▶ Anforderung A
Druck die Datenzeilen unverändert aus, und zwar vom Anfang der Datenzeilen bis einschließlich zu der Zeile mit „step number 4 <box>1050 325 1132 438</box>“.

Efringen-Kirchen Die Meinungen gehen auseinander

Weiler Zeitung
An der Podiumsdiskussion zu Hermann Burte nahmen teil: (von links) Regionalhistoriker Hansjörg Noe, Georg Diehl für die Hermann-Burte-Gesellschaft, Moderator Markus Moehring, Leiter des Lörracher Dreiländermuseums, Hubert Bernnat als ehemaliger Schulleiter des Hans-Thoma-Gymnasiums Lörrach und Jan Merk als Leiter des Markgräfler Museums Müllheim. Foto: Jutta Schütz Foto: Weiler Zeitung

Podiumsdiskussion: Hermann Burte als Namensgeber für Straßen und Gebäude ist Thema

Als Dichter und Vertreter der alemannischen Mundart wird Hermann Burte in Teilen der Bevölkerung heute noch verehrt – andere Bürger wiederum sehen Burte als Vertreter völkischen und nationalsozialistischen Gedankenguts. Burte, das wurde bei einer Podiumsdiskussion im Saal der Alten Schule in Efringen-Kirchen klar, polarisiert auch noch fast 60 Jahre nach seinem Tod. Mehr als 70 Besucher sowie einige Gemeinderäte waren gekommen.

Von Jutta Schütz

Efringen-Kirchen. Zur Podiumsdiskussion hatten der SPD-Ortsverein und die SPD-Fraktionsvertreter im Gemeinderat eingeladen. Der Hintergrund ist, dass die SPD einen Antrag im Gemeinderat einbringen will, dass das Straßenschild der „Hermann-Burte-Straße“ im Ort wie in Müllheim einen erklärenden Zusatz auf die unterschiedliche Wahrnehmung Burtes erhält. Des Weiteren wünscht sich die SPD, dass die Mehrzweckhalle der Gemeinde nicht mehr den Namen „Hermann-Burte-Halle“ trägt.

▶ Eingabe
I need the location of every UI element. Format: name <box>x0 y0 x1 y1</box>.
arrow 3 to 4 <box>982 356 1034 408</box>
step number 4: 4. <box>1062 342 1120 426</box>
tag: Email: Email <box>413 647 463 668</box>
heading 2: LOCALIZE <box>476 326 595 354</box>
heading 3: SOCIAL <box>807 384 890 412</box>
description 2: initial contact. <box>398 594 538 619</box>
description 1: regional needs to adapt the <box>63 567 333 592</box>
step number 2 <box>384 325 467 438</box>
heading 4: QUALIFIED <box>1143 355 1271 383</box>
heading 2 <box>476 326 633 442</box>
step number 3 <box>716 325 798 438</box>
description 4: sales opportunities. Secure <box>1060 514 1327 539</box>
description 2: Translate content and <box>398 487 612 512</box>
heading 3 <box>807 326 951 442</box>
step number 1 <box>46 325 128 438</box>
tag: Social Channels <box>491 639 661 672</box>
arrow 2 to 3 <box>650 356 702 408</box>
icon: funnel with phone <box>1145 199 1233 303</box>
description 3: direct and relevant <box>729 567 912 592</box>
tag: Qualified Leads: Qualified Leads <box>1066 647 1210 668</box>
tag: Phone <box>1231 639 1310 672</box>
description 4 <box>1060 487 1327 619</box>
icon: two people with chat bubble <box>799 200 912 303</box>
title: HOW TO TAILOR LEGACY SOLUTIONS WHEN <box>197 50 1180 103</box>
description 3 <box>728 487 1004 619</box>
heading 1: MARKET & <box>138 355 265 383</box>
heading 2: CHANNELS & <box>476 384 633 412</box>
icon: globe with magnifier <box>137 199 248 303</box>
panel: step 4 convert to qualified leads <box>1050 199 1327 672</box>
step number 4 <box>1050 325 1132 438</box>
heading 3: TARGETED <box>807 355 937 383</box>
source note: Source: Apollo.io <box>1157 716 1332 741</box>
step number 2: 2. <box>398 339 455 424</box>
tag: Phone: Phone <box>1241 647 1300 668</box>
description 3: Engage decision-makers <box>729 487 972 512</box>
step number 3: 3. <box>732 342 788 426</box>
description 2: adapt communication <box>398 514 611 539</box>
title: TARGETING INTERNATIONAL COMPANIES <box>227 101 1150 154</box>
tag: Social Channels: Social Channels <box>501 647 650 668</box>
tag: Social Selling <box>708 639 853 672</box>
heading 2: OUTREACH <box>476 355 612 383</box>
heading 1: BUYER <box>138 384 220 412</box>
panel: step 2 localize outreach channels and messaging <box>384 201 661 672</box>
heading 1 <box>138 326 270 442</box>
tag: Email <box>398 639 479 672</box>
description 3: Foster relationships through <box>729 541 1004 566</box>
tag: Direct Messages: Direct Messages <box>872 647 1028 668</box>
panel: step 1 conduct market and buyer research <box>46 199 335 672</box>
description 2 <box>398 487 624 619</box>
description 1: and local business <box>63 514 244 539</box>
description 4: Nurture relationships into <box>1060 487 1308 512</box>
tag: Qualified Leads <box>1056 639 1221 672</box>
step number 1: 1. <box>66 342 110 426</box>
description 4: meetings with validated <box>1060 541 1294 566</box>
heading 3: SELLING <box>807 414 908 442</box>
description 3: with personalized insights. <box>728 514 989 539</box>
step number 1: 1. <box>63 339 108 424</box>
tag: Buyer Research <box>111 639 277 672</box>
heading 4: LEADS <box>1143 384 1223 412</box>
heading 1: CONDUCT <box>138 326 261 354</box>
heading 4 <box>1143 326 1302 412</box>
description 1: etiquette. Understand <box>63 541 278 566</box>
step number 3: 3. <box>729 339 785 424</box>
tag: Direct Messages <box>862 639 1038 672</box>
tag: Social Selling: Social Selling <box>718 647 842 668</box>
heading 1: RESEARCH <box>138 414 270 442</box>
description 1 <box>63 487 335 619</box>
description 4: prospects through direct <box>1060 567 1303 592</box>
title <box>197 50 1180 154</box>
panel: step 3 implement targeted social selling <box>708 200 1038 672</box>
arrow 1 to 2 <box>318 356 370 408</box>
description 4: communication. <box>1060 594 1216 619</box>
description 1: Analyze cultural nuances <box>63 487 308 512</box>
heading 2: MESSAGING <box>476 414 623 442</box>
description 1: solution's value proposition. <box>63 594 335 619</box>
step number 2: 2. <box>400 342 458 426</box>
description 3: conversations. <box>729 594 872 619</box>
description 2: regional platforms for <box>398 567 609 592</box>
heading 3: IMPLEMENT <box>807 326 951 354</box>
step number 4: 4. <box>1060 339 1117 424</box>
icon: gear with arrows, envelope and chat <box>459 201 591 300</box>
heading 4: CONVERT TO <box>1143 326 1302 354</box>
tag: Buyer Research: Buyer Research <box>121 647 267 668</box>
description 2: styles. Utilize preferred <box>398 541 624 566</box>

▶ Anforderung B
Gib den Zeitungsartikel über Hermann Burte vollständig und unverändert aus.

▶ Antwort A
I need the location of every UI element. Format: name <box>x0 y0 x1 y1</box>.
arrow 3 to 4 <box>982 356 1034 408</box>
step number 4: 4. <box>1062 342 1120 426</box>
tag: Email: Email <box>413 647 463 668</box>
heading 2: LOCALIZE <box>476 326 595 354</box>
heading 3: SOCIAL <box>807 384 890 412</box>
description 2: initial contact. <box>398 594 538 619</box>
description 1: regional needs to adapt the <box>63 567 333 592</box>
step number 2 <box>384 325 467 438</box>
heading 4: QUALIFIED <box>1143 355 1271 383</box>
heading 2 <box>476 326 633 442</box>
step number 3 <box>716 325 798 438</box>
description 4: sales opportunities. Secure <box>1060 514 1327 539</box>
description 2: Translate content and <box>398 487 612 512</box>
heading 3 <box>807 326 951 442</box>
step number 1 <box>46 325 128 438</box>
tag: Social Channels <box>491 639 661 672</box>
arrow 2 to 3 <box>650 356 702 408</box>
icon: funnel with phone <box>1145 199 1233 303</box>
description 3: direct and relevant <box>729 567 912 592</box>
tag: Qualified Leads: Qualified Leads <box>1066 647 1210 668</box>
tag: Phone <box>1231 639 1310 672</box>
description 4 <box>1060 487 1327 619</box>
icon: two people with chat bubble <box>799 200 912 303</box>
title: HOW TO TAILOR LEGACY SOLUTIONS WHEN <box>197 50 1180 103</box>
description 3 <box>728 487 1004 619</box>
heading 1: MARKET & <box>138 355 265 383</box>
heading 2: CHANNELS & <box>476 384 633 412</box>
icon: globe with magnifier <box>137 199 248 303</box>
panel: step 4 convert to qualified leads <box>1050 199 1327 672</box>
step number 4 <box>1050 325 1132 438</box>

▶ Antwort B
Efringen-Kirchen Die Meinungen gehen auseinander

Weiler Zeitung
An der Podiumsdiskussion zu Hermann Burte nahmen teil: (von links) Regionalhistoriker Hansjörg Noe, Georg Diehl für die Hermann-Burte-Gesellschaft, Moderator Markus Moehring, Leiter des Lörracher Dreiländermuseums, Hubert Bernnat als ehemaliger Schulleiter des Hans-Thoma-Gymnasiums Lörrach und Jan Merk als Leiter des Markgräfler Museums Müllheim. Foto: Jutta Schütz Foto: Weiler Zeitung

Podiumsdiskussion: Hermann Burte als Namensgeber für Straßen und Gebäude ist Thema

Als Dichter und Vertreter der alemannischen Mundart wird Hermann Burte in Teilen der Bevölkerung heute noch verehrt – andere Bürger wiederum sehen Burte als Vertreter völkischen und nationalsozialistischen Gedankenguts. Burte, das wurde bei einer Podiumsdiskussion im Saal der Alten Schule in Efringen-Kirchen klar, polarisiert auch noch fast 60 Jahre nach seinem Tod. Mehr als 70 Besucher sowie einige Gemeinderäte waren gekommen.

Von Jutta Schütz

Efringen-Kirchen. Zur Podiumsdiskussion hatten der SPD-Ortsverein und die SPD-Fraktionsvertreter im Gemeinderat eingeladen. Der Hintergrund ist, dass die SPD einen Antrag im Gemeinderat einbringen will, dass das Straßenschild der „Hermann-Burte-Straße“ im Ort wie in Müllheim einen erklärenden Zusatz auf die unterschiedliche Wahrnehmung Burtes erhält. Des Weiteren wünscht sich die SPD, dass die Mehrzweckhalle der Gemeinde nicht mehr den Namen „Hermann-Burte-Halle“ trägt.